** EXERCISE AIM **
Give back the records below exactly, every one, with no pictures.

** DATA TO PROCESS **

________________________________________

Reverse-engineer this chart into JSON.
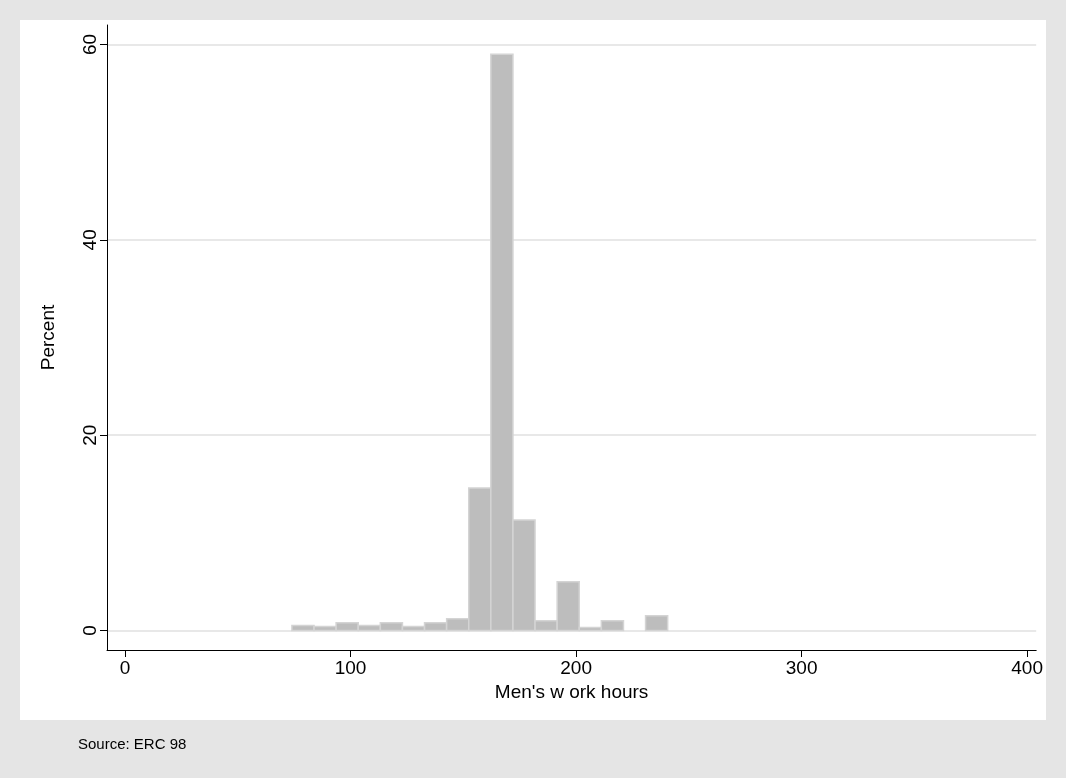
{
  "chart_data": {
    "type": "histogram",
    "xlabel": "Men's w ork hours",
    "ylabel": "Percent",
    "bins": [
      74,
      83.8,
      93.6,
      103.4,
      113.2,
      123,
      132.8,
      142.6,
      152.4,
      162.2,
      172,
      181.8,
      191.6,
      201.4,
      211.2,
      221,
      230.8,
      240.6
    ],
    "values": [
      0.5,
      0.4,
      0.8,
      0.5,
      0.8,
      0.4,
      0.8,
      1.2,
      14.6,
      59,
      11.3,
      1,
      5,
      0.3,
      1,
      0,
      1.5
    ],
    "color": "#bdbdbd",
    "xlim": [
      -8,
      404
    ],
    "ylim": [
      -2,
      62
    ],
    "xticks": [
      0,
      100,
      200,
      300,
      400
    ],
    "yticks": [
      0,
      20,
      40,
      60
    ],
    "grid": "y",
    "annotations": [
      "Source: ERC 98"
    ]
  }
}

________________________________________

** RESULT OF THE EXERCISE **
Reverse-engineer this chart into JSON.
{
  "chart_data": {
    "type": "histogram",
    "xlabel": "Men's w ork hours",
    "ylabel": "Percent",
    "bins": [
      74,
      83.8,
      93.6,
      103.4,
      113.2,
      123,
      132.8,
      142.6,
      152.4,
      162.2,
      172,
      181.8,
      191.6,
      201.4,
      211.2,
      221,
      230.8,
      240.6
    ],
    "values": [
      0.5,
      0.4,
      0.8,
      0.5,
      0.8,
      0.4,
      0.8,
      1.2,
      14.6,
      59,
      11.3,
      1,
      5,
      0.3,
      1,
      0,
      1.5
    ],
    "color": "#bdbdbd",
    "xlim": [
      -8,
      404
    ],
    "ylim": [
      -2,
      62
    ],
    "xticks": [
      0,
      100,
      200,
      300,
      400
    ],
    "yticks": [
      0,
      20,
      40,
      60
    ],
    "grid": "y",
    "annotations": [
      "Source: ERC 98"
    ]
  }
}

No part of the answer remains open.